**TASK DESCRIPTION:** Extract every line of the material that holds the string "green".

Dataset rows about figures
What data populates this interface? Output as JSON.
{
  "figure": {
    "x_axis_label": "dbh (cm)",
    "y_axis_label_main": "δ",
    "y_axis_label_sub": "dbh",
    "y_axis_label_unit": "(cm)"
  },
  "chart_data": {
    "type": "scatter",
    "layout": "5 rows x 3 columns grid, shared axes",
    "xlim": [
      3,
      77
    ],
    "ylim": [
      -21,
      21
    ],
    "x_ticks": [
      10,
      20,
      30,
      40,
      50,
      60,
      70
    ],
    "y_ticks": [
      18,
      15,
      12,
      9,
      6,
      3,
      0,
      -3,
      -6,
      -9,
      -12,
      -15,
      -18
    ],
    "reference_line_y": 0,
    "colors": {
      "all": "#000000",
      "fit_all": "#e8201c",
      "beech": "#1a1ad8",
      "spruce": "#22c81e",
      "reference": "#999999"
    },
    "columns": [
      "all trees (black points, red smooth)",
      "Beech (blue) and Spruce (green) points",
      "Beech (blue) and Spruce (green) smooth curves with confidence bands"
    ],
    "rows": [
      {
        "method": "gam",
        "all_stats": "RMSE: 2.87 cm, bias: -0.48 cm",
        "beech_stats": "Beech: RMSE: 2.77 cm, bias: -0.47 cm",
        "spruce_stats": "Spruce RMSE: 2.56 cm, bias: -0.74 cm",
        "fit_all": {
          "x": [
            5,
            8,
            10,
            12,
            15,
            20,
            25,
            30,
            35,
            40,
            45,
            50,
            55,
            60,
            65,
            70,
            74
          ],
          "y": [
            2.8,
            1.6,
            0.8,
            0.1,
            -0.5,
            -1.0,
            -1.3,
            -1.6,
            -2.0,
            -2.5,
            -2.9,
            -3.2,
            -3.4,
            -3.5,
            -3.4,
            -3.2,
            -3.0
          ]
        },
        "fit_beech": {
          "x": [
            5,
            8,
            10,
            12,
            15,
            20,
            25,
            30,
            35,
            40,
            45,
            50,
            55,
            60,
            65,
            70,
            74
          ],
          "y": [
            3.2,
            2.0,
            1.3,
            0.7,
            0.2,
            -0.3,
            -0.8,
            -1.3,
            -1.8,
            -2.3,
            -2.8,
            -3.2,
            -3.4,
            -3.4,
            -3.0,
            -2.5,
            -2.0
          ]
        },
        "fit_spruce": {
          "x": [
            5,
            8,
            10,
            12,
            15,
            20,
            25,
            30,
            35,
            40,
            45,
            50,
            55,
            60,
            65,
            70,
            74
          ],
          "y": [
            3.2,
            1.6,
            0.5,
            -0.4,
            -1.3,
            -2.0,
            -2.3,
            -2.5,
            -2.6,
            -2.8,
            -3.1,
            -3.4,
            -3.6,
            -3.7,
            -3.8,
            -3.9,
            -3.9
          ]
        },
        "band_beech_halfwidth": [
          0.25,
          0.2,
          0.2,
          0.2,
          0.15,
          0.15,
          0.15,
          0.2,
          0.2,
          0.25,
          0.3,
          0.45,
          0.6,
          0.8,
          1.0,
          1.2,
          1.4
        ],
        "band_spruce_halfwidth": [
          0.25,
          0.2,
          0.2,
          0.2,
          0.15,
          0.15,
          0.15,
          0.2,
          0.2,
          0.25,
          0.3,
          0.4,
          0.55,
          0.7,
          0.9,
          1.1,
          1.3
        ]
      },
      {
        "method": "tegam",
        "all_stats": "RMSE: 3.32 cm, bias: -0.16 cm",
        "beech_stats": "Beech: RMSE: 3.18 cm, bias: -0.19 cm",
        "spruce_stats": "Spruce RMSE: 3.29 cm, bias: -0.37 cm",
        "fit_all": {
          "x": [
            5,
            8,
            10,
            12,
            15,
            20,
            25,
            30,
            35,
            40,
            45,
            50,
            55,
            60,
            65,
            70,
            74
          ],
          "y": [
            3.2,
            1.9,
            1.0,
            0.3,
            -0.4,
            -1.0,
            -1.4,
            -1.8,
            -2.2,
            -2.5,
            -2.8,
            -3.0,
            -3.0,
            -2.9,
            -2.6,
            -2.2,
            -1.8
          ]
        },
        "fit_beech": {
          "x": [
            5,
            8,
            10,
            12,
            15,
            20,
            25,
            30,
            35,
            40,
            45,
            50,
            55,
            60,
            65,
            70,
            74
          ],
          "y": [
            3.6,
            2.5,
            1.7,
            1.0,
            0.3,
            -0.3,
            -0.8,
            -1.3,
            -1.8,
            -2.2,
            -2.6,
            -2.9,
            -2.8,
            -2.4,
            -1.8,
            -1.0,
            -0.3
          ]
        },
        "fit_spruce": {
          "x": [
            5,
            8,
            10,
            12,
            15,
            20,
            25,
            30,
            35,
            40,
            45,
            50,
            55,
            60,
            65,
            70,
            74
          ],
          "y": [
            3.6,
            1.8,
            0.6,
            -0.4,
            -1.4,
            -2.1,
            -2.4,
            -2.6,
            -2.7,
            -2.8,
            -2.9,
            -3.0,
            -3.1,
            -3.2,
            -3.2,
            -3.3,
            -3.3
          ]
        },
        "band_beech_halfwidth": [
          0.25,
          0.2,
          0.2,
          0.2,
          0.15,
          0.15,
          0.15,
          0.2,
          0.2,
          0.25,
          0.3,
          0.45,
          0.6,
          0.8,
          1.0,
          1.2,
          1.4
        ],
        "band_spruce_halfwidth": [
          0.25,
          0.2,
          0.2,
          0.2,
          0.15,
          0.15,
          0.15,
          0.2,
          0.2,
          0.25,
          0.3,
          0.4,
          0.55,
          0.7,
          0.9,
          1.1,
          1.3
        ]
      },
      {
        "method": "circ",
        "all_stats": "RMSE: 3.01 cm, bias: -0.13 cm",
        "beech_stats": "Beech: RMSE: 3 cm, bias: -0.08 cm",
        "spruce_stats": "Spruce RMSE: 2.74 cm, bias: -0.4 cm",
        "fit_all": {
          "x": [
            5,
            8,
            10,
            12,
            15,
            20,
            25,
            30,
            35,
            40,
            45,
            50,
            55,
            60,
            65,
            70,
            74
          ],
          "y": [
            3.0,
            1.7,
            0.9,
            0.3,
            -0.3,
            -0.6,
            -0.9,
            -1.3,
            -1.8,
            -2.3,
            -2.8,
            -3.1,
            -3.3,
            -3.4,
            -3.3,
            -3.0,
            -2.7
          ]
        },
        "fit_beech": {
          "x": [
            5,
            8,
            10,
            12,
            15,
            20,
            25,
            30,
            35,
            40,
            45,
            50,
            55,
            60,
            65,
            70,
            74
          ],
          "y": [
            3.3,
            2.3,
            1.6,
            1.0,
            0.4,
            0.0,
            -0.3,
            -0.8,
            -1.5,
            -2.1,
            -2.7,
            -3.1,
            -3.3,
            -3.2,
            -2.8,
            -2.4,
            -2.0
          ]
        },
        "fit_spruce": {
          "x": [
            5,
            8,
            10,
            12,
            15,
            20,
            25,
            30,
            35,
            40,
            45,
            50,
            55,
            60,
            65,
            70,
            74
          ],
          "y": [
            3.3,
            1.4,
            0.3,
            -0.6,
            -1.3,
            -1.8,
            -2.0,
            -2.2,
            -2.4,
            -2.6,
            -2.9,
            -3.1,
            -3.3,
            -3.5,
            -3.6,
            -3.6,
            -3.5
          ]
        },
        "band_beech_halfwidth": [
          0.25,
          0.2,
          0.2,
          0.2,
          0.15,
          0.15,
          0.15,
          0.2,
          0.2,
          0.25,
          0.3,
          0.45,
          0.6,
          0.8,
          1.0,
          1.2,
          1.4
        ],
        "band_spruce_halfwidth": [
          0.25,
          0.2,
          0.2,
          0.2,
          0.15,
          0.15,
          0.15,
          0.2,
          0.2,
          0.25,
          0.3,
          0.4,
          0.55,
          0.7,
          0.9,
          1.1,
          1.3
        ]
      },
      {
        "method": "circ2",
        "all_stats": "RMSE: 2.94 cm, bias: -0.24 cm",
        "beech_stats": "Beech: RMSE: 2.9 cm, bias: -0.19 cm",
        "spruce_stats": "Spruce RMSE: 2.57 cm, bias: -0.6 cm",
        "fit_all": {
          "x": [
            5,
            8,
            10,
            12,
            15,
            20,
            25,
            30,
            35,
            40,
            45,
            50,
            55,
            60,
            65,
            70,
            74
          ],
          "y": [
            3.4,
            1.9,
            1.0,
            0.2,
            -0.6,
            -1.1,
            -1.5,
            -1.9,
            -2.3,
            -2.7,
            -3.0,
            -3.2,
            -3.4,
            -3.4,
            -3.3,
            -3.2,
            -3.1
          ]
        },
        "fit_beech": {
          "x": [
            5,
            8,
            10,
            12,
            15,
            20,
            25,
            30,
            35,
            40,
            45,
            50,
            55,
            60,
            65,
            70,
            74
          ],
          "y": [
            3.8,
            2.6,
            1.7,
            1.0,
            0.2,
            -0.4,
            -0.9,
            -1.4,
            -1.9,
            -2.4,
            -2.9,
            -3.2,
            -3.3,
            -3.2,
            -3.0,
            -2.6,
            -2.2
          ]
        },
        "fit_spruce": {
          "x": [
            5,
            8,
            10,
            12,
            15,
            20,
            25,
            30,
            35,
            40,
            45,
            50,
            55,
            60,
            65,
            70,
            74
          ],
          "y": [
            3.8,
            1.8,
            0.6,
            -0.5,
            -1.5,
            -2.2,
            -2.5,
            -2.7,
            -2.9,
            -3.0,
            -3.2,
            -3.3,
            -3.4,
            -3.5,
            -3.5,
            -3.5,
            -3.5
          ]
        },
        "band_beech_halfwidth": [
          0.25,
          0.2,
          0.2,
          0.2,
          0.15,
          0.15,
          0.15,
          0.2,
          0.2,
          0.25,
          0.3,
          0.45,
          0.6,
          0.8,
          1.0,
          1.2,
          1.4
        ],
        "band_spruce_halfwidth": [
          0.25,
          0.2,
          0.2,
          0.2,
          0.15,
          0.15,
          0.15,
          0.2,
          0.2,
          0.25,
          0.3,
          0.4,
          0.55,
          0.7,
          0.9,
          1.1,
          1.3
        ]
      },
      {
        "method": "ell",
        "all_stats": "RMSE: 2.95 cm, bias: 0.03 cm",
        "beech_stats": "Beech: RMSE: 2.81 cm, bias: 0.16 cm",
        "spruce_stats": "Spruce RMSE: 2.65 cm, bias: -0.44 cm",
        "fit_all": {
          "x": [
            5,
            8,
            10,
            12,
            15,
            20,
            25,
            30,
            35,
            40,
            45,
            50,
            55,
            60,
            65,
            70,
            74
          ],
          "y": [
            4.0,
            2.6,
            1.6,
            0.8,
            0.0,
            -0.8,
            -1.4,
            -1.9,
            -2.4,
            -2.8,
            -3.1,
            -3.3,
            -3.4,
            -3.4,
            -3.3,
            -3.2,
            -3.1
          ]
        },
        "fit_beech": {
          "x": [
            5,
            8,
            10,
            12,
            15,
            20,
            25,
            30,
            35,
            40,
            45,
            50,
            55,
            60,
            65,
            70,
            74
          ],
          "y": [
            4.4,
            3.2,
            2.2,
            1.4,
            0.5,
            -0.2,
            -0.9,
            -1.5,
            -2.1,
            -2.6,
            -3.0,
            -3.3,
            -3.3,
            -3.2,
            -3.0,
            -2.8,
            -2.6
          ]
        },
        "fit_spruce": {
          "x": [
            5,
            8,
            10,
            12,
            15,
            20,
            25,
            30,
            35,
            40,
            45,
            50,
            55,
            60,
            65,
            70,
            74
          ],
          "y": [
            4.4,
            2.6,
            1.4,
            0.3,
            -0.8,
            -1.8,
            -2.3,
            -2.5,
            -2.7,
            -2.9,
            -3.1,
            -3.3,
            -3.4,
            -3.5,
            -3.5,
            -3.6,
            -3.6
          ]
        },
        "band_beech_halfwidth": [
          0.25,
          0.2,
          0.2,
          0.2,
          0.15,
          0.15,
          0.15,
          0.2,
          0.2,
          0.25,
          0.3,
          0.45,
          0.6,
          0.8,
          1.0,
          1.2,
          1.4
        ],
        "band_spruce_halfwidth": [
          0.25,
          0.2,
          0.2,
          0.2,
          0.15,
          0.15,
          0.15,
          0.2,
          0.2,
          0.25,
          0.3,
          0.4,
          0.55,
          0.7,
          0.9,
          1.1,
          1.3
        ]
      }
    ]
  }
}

**ANSWER:**
      "Beech (blue) and Spruce (green) points",
      "Beech (blue) and Spruce (green) smooth curves with confidence bands"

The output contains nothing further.